Problem to solve: Quote the listing below in its entirety, omitting every image.

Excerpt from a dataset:

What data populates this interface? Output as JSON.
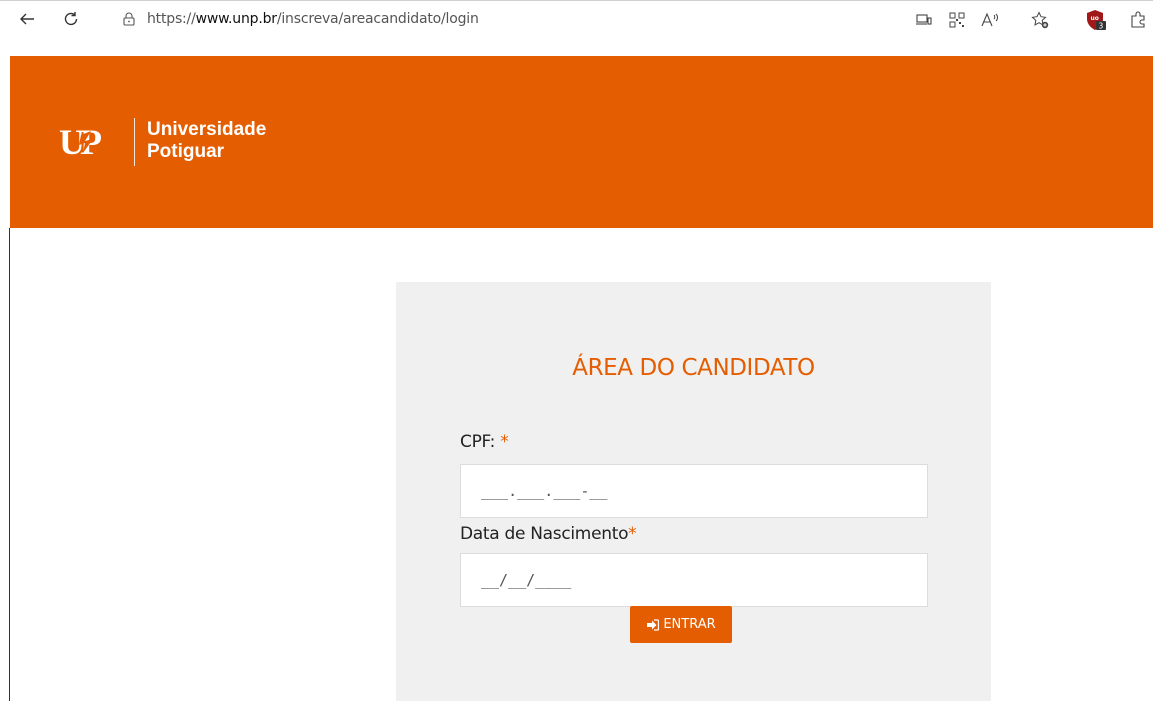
{
  "browser": {
    "url_scheme": "https://",
    "url_host": "www.unp.br",
    "url_path": "/inscreva/areacandidato/login",
    "extension_badge": "3"
  },
  "header": {
    "logo_mark": "UP",
    "logo_line1": "Universidade",
    "logo_line2": "Potiguar"
  },
  "login": {
    "title": "ÁREA DO CANDIDATO",
    "cpf_label": "CPF: ",
    "cpf_required": "*",
    "cpf_placeholder": "___.___.___-__",
    "dob_label": "Data de Nascimento",
    "dob_required": "*",
    "dob_placeholder": "__/__/____",
    "submit_label": "ENTRAR"
  },
  "colors": {
    "brand": "#e45d00",
    "panel_bg": "#f0f0f0"
  }
}
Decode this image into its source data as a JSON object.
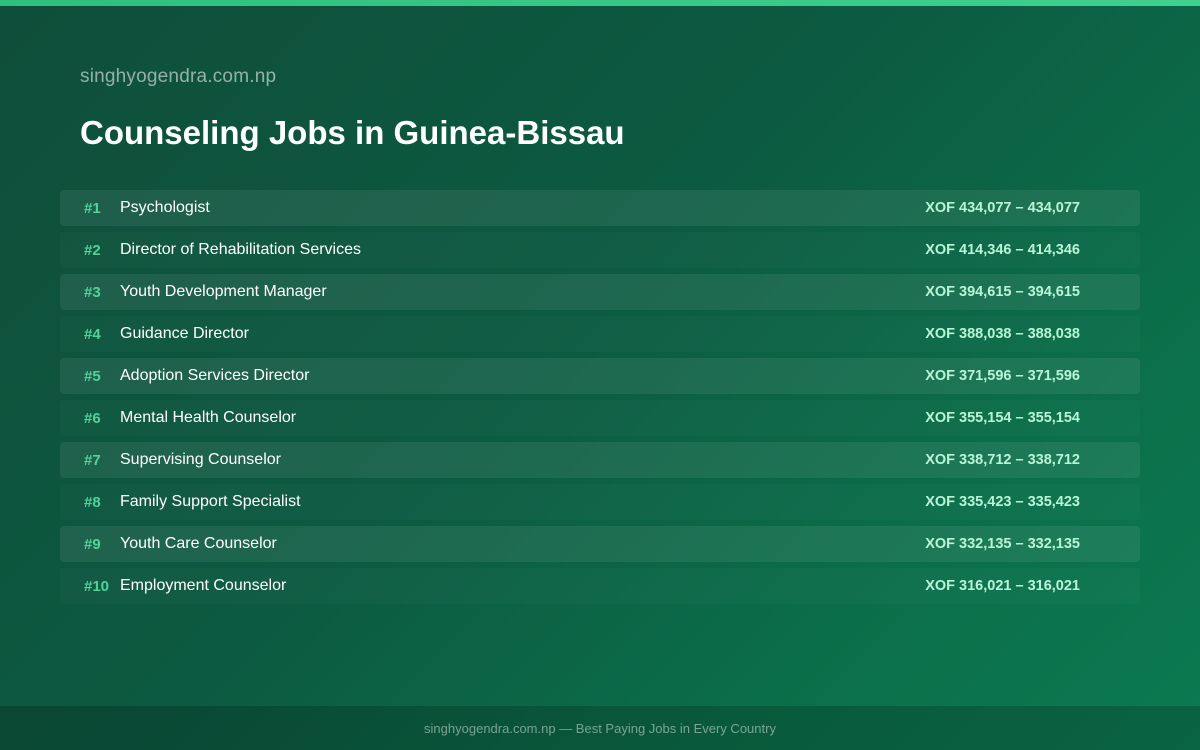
{
  "site_name": "singhyogendra.com.np",
  "page_title": "Counseling Jobs in Guinea-Bissau",
  "jobs": [
    {
      "rank": "#1",
      "title": "Psychologist",
      "salary": "XOF 434,077 – 434,077"
    },
    {
      "rank": "#2",
      "title": "Director of Rehabilitation Services",
      "salary": "XOF 414,346 – 414,346"
    },
    {
      "rank": "#3",
      "title": "Youth Development Manager",
      "salary": "XOF 394,615 – 394,615"
    },
    {
      "rank": "#4",
      "title": "Guidance Director",
      "salary": "XOF 388,038 – 388,038"
    },
    {
      "rank": "#5",
      "title": "Adoption Services Director",
      "salary": "XOF 371,596 – 371,596"
    },
    {
      "rank": "#6",
      "title": "Mental Health Counselor",
      "salary": "XOF 355,154 – 355,154"
    },
    {
      "rank": "#7",
      "title": "Supervising Counselor",
      "salary": "XOF 338,712 – 338,712"
    },
    {
      "rank": "#8",
      "title": "Family Support Specialist",
      "salary": "XOF 335,423 – 335,423"
    },
    {
      "rank": "#9",
      "title": "Youth Care Counselor",
      "salary": "XOF 332,135 – 332,135"
    },
    {
      "rank": "#10",
      "title": "Employment Counselor",
      "salary": "XOF 316,021 – 316,021"
    }
  ],
  "footer": {
    "text": "singhyogendra.com.np — Best Paying Jobs in Every Country"
  },
  "colors": {
    "accent": "#3fd08f",
    "rank": "#4fd39a",
    "salary": "#b8f5d6"
  }
}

Task answer:
What data populates this interface? Output as JSON.
{
  "browser": {
    "url_scheme": "https://",
    "url_host": "www.unp.br",
    "url_path": "/inscreva/areacandidato/login",
    "extension_badge": "3"
  },
  "header": {
    "logo_mark": "UP",
    "logo_line1": "Universidade",
    "logo_line2": "Potiguar"
  },
  "login": {
    "title": "ÁREA DO CANDIDATO",
    "cpf_label": "CPF: ",
    "cpf_required": "*",
    "cpf_placeholder": "___.___.___-__",
    "dob_label": "Data de Nascimento",
    "dob_required": "*",
    "dob_placeholder": "__/__/____",
    "submit_label": "ENTRAR"
  },
  "colors": {
    "brand": "#e45d00",
    "panel_bg": "#f0f0f0"
  }
}
Decode this image into its source data as a JSON object.
{
  "site_name": "singhyogendra.com.np",
  "page_title": "Counseling Jobs in Guinea-Bissau",
  "jobs": [
    {
      "rank": "#1",
      "title": "Psychologist",
      "salary": "XOF 434,077 – 434,077"
    },
    {
      "rank": "#2",
      "title": "Director of Rehabilitation Services",
      "salary": "XOF 414,346 – 414,346"
    },
    {
      "rank": "#3",
      "title": "Youth Development Manager",
      "salary": "XOF 394,615 – 394,615"
    },
    {
      "rank": "#4",
      "title": "Guidance Director",
      "salary": "XOF 388,038 – 388,038"
    },
    {
      "rank": "#5",
      "title": "Adoption Services Director",
      "salary": "XOF 371,596 – 371,596"
    },
    {
      "rank": "#6",
      "title": "Mental Health Counselor",
      "salary": "XOF 355,154 – 355,154"
    },
    {
      "rank": "#7",
      "title": "Supervising Counselor",
      "salary": "XOF 338,712 – 338,712"
    },
    {
      "rank": "#8",
      "title": "Family Support Specialist",
      "salary": "XOF 335,423 – 335,423"
    },
    {
      "rank": "#9",
      "title": "Youth Care Counselor",
      "salary": "XOF 332,135 – 332,135"
    },
    {
      "rank": "#10",
      "title": "Employment Counselor",
      "salary": "XOF 316,021 – 316,021"
    }
  ],
  "footer": {
    "text": "singhyogendra.com.np — Best Paying Jobs in Every Country"
  },
  "colors": {
    "accent": "#3fd08f",
    "rank": "#4fd39a",
    "salary": "#b8f5d6"
  }
}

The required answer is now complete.